*GOAL:* Gather every line that includes the word "Flag", please.

*DATA TO USE:*
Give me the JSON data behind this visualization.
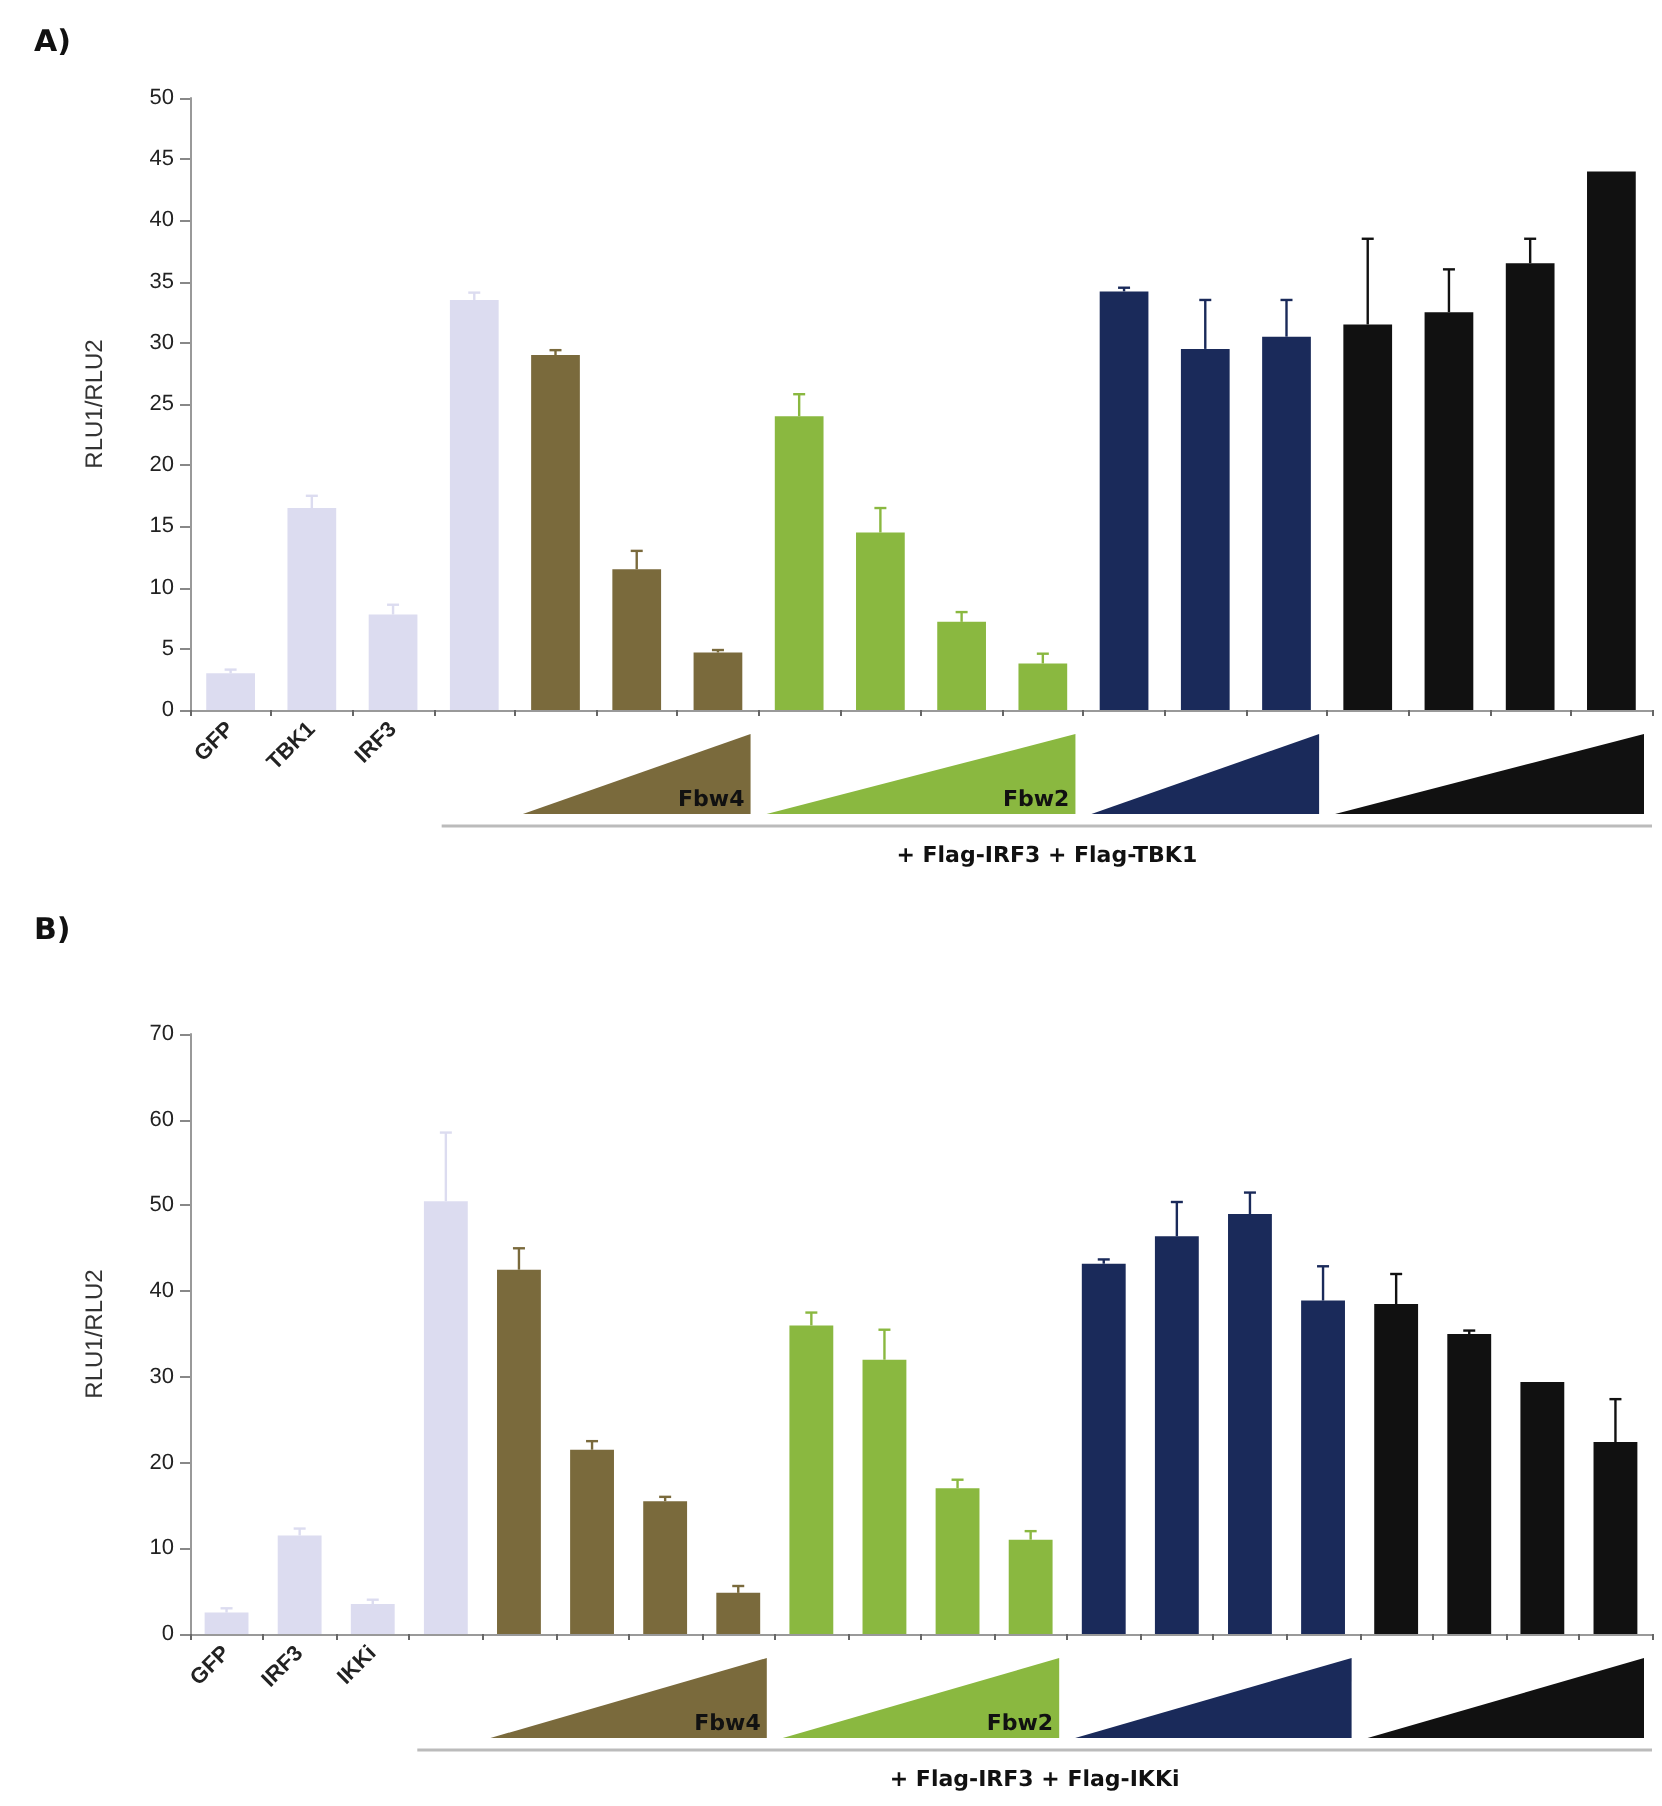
{
  "chart_data": [
    {
      "type": "bar",
      "title": "A)",
      "ylabel": "RLU1/RLU2",
      "xlabel": "+ Flag-IRF3 + Flag-TBK1",
      "categories": [
        "GFP",
        "TBK1",
        "IRF3",
        null,
        null,
        null,
        null,
        null,
        null,
        null,
        null,
        null,
        null,
        null,
        null,
        null,
        null,
        null
      ],
      "values": [
        3,
        16.5,
        7.8,
        33.5,
        29,
        11.5,
        4.7,
        24,
        14.5,
        7.2,
        3.8,
        34.2,
        29.5,
        30.5,
        31.5,
        32.5,
        36.5,
        44
      ],
      "errors": [
        0.3,
        1,
        0.8,
        0.6,
        0.4,
        1.5,
        0.2,
        1.8,
        2,
        0.8,
        0.8,
        0.3,
        4,
        3,
        7,
        3.5,
        2,
        null
      ],
      "colors": [
        "#dcdcf0",
        "#dcdcf0",
        "#dcdcf0",
        "#dcdcf0",
        "#7a6a3c",
        "#7a6a3c",
        "#7a6a3c",
        "#8ab840",
        "#8ab840",
        "#8ab840",
        "#8ab840",
        "#1a2a5a",
        "#1a2a5a",
        "#1a2a5a",
        "#111111",
        "#111111",
        "#111111",
        "#111111"
      ],
      "ylim": [
        0,
        50
      ],
      "yticks": [
        0,
        5,
        10,
        15,
        20,
        25,
        30,
        35,
        40,
        45,
        50
      ],
      "grid": false,
      "annotations": [
        "Fbw4",
        "Fbw2"
      ]
    },
    {
      "type": "bar",
      "title": "B)",
      "ylabel": "RLU1/RLU2",
      "xlabel": "+ Flag-IRF3 + Flag-IKKi",
      "categories": [
        "GFP",
        "IRF3",
        "IKKi",
        null,
        null,
        null,
        null,
        null,
        null,
        null,
        null,
        null,
        null,
        null,
        null,
        null,
        null,
        null,
        null,
        null
      ],
      "values": [
        2.5,
        11.5,
        3.5,
        50.5,
        42.5,
        21.5,
        15.5,
        4.8,
        36,
        32,
        17,
        11,
        43.2,
        46.4,
        49,
        38.9,
        38.5,
        35,
        29.4,
        22.4
      ],
      "errors": [
        0.5,
        0.8,
        0.5,
        8,
        2.5,
        1,
        0.5,
        0.8,
        1.5,
        3.5,
        1,
        1,
        0.5,
        4,
        2.5,
        4,
        3.5,
        0.4,
        null,
        5
      ],
      "colors": [
        "#dcdcf0",
        "#dcdcf0",
        "#dcdcf0",
        "#dcdcf0",
        "#7a6a3c",
        "#7a6a3c",
        "#7a6a3c",
        "#7a6a3c",
        "#8ab840",
        "#8ab840",
        "#8ab840",
        "#8ab840",
        "#1a2a5a",
        "#1a2a5a",
        "#1a2a5a",
        "#1a2a5a",
        "#111111",
        "#111111",
        "#111111",
        "#111111"
      ],
      "ylim": [
        0,
        70
      ],
      "yticks": [
        0,
        10,
        20,
        30,
        40,
        50,
        60,
        70
      ],
      "grid": false,
      "annotations": [
        "Fbw4",
        "Fbw2"
      ]
    }
  ]
}
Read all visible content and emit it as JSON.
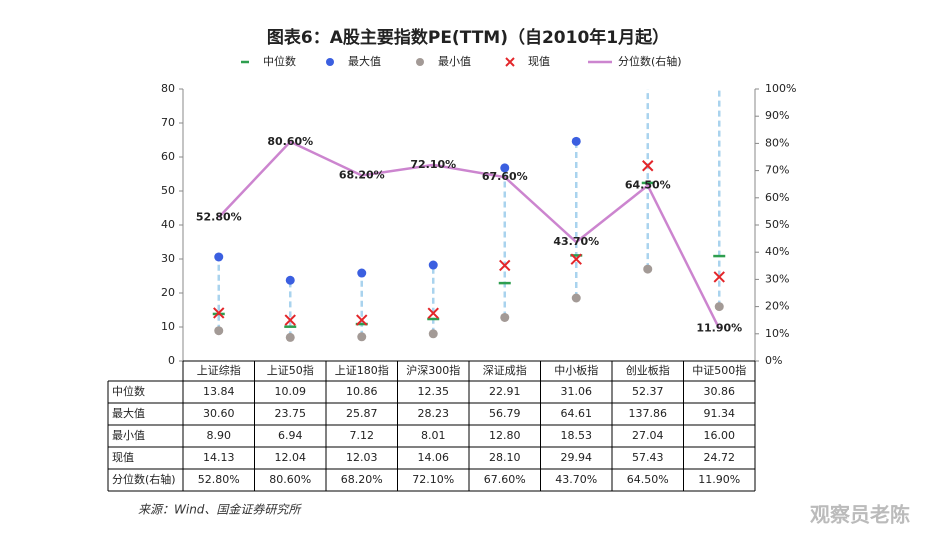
{
  "chart_data": {
    "type": "scatter",
    "title": "图表6：A股主要指数PE(TTM)（自2010年1月起）",
    "categories": [
      "上证综指",
      "上证50指",
      "上证180指",
      "沪深300指",
      "深证成指",
      "中小板指",
      "创业板指",
      "中证500指"
    ],
    "series": [
      {
        "name": "中位数",
        "marker": "dash",
        "color": "#2e9e4f",
        "values": [
          13.84,
          10.09,
          10.86,
          12.35,
          22.91,
          31.06,
          52.37,
          30.86
        ],
        "value_labels": [
          "13.84",
          "10.09",
          "10.86",
          "12.35",
          "22.91",
          "31.06",
          "52.37",
          "30.86"
        ]
      },
      {
        "name": "最大值",
        "marker": "circle",
        "color": "#3b5fe0",
        "values": [
          30.6,
          23.75,
          25.87,
          28.23,
          56.79,
          64.61,
          137.86,
          91.34
        ],
        "value_labels": [
          "30.60",
          "23.75",
          "25.87",
          "28.23",
          "56.79",
          "64.61",
          "137.86",
          "91.34"
        ]
      },
      {
        "name": "最小值",
        "marker": "circle",
        "color": "#a39a96",
        "values": [
          8.9,
          6.94,
          7.12,
          8.01,
          12.8,
          18.53,
          27.04,
          16
        ],
        "value_labels": [
          "8.90",
          "6.94",
          "7.12",
          "8.01",
          "12.80",
          "18.53",
          "27.04",
          "16.00"
        ]
      },
      {
        "name": "现值",
        "marker": "x",
        "color": "#e3262a",
        "values": [
          14.13,
          12.04,
          12.03,
          14.06,
          28.1,
          29.94,
          57.43,
          24.72
        ],
        "value_labels": [
          "14.13",
          "12.04",
          "12.03",
          "14.06",
          "28.10",
          "29.94",
          "57.43",
          "24.72"
        ]
      },
      {
        "name": "分位数(右轴)",
        "marker": "line",
        "axis": "y2",
        "color": "#cc85cf",
        "values": [
          52.8,
          80.6,
          68.2,
          72.1,
          67.6,
          43.7,
          64.5,
          11.9
        ],
        "value_labels": [
          "52.80%",
          "80.60%",
          "68.20%",
          "72.10%",
          "67.60%",
          "43.70%",
          "64.50%",
          "11.90%"
        ]
      }
    ],
    "range_line": true,
    "range_color": "#a9d3ee",
    "ylim": [
      0,
      80
    ],
    "yticks": [
      0,
      10,
      20,
      30,
      40,
      50,
      60,
      70,
      80
    ],
    "y2lim": [
      0,
      100
    ],
    "y2ticks": [
      {
        "value": 0,
        "label": "0%"
      },
      {
        "value": 10,
        "label": "10%"
      },
      {
        "value": 20,
        "label": "20%"
      },
      {
        "value": 30,
        "label": "30%"
      },
      {
        "value": 40,
        "label": "40%"
      },
      {
        "value": 50,
        "label": "50%"
      },
      {
        "value": 60,
        "label": "60%"
      },
      {
        "value": 70,
        "label": "70%"
      },
      {
        "value": 80,
        "label": "80%"
      },
      {
        "value": 90,
        "label": "90%"
      },
      {
        "value": 100,
        "label": "100%"
      }
    ],
    "source": "来源：Wind、国金证券研究所",
    "watermark": "观察员老陈"
  }
}
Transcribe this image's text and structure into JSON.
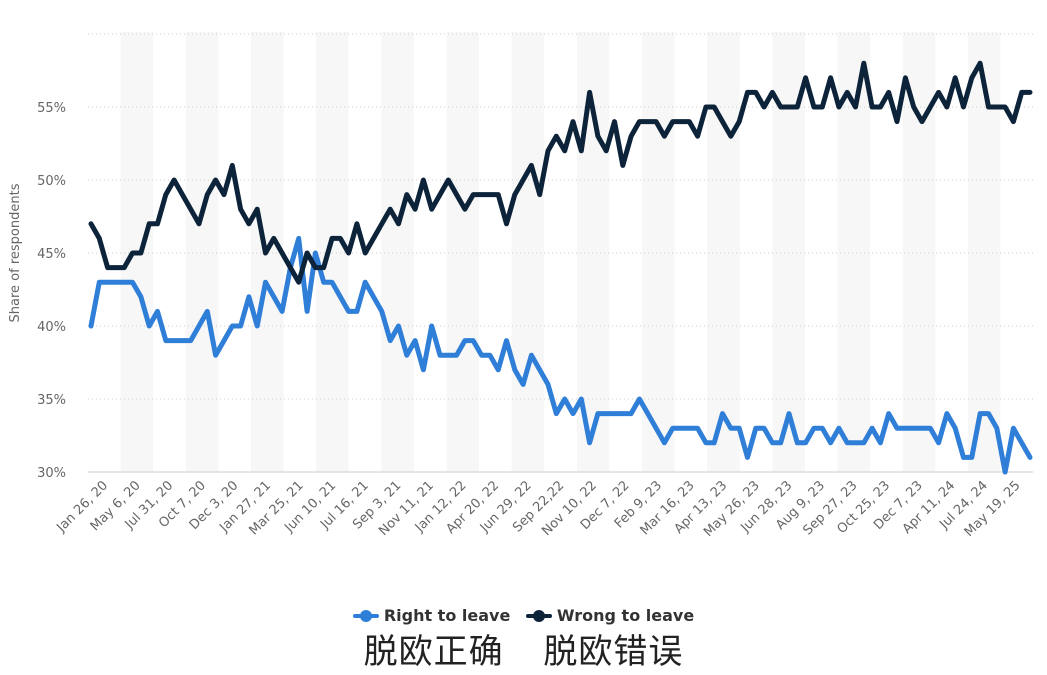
{
  "chart_data": {
    "type": "line",
    "ylabel": "Share of respondents",
    "yticks": [
      "30%",
      "35%",
      "40%",
      "45%",
      "50%",
      "55%"
    ],
    "ylim": [
      29.5,
      60
    ],
    "grid": true,
    "legend_position": "bottom",
    "x_tick_labels": [
      "Jan 26, 20",
      "May 6, 20",
      "Jul 31, 20",
      "Oct 7, 20",
      "Dec 3, 20",
      "Jan 27, 21",
      "Mar 25, 21",
      "Jun 10, 21",
      "Jul 16, 21",
      "Sep 3, 21",
      "Nov 11, 21",
      "Jan 12, 22",
      "Apr 20, 22",
      "Jun 29, 22",
      "Sep 22,22",
      "Nov 10, 22",
      "Dec 7, 22",
      "Feb 9, 23",
      "Mar 16, 23",
      "Apr 13, 23",
      "May 26, 23",
      "Jun 28, 23",
      "Aug 9, 23",
      "Sep 27, 23",
      "Oct 25, 23",
      "Dec 7, 23",
      "Apr 11, 24",
      "Jul 24, 24",
      "May 19, 25"
    ],
    "series": [
      {
        "name": "Right to leave",
        "color": "#2f7ed8",
        "values": [
          40,
          43,
          43,
          43,
          43,
          43,
          42,
          40,
          41,
          39,
          39,
          39,
          39,
          40,
          41,
          38,
          39,
          40,
          40,
          42,
          40,
          43,
          42,
          41,
          44,
          46,
          41,
          45,
          43,
          43,
          42,
          41,
          41,
          43,
          42,
          41,
          39,
          40,
          38,
          39,
          37,
          40,
          38,
          38,
          38,
          39,
          39,
          38,
          38,
          37,
          39,
          37,
          36,
          38,
          37,
          36,
          34,
          35,
          34,
          35,
          32,
          34,
          34,
          34,
          34,
          34,
          35,
          34,
          33,
          32,
          33,
          33,
          33,
          33,
          32,
          32,
          34,
          33,
          33,
          31,
          33,
          33,
          32,
          32,
          34,
          32,
          32,
          33,
          33,
          32,
          33,
          32,
          32,
          32,
          33,
          32,
          34,
          33,
          33,
          33,
          33,
          33,
          32,
          34,
          33,
          31,
          31,
          34,
          34,
          33,
          30,
          33,
          32,
          31
        ]
      },
      {
        "name": "Wrong to leave",
        "color": "#0d233a",
        "values": [
          47,
          46,
          44,
          44,
          44,
          45,
          45,
          47,
          47,
          49,
          50,
          49,
          48,
          47,
          49,
          50,
          49,
          51,
          48,
          47,
          48,
          45,
          46,
          45,
          44,
          43,
          45,
          44,
          44,
          46,
          46,
          45,
          47,
          45,
          46,
          47,
          48,
          47,
          49,
          48,
          50,
          48,
          49,
          50,
          49,
          48,
          49,
          49,
          49,
          49,
          47,
          49,
          50,
          51,
          49,
          52,
          53,
          52,
          54,
          52,
          56,
          53,
          52,
          54,
          51,
          53,
          54,
          54,
          54,
          53,
          54,
          54,
          54,
          53,
          55,
          55,
          54,
          53,
          54,
          56,
          56,
          55,
          56,
          55,
          55,
          55,
          57,
          55,
          55,
          57,
          55,
          56,
          55,
          58,
          55,
          55,
          56,
          54,
          57,
          55,
          54,
          55,
          56,
          55,
          57,
          55,
          57,
          58,
          55,
          55,
          55,
          54,
          56,
          56
        ]
      }
    ]
  },
  "legend": {
    "right_to_leave": "Right to leave",
    "wrong_to_leave": "Wrong to leave"
  },
  "caption": {
    "left": "脱欧正确",
    "right": "脱欧错误"
  }
}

*COMPLETED EXERCISE:*
      "xlabel": "+ Flag-IRF3 + Flag-TBK1",
      "xlabel": "+ Flag-IRF3 + Flag-IKKi",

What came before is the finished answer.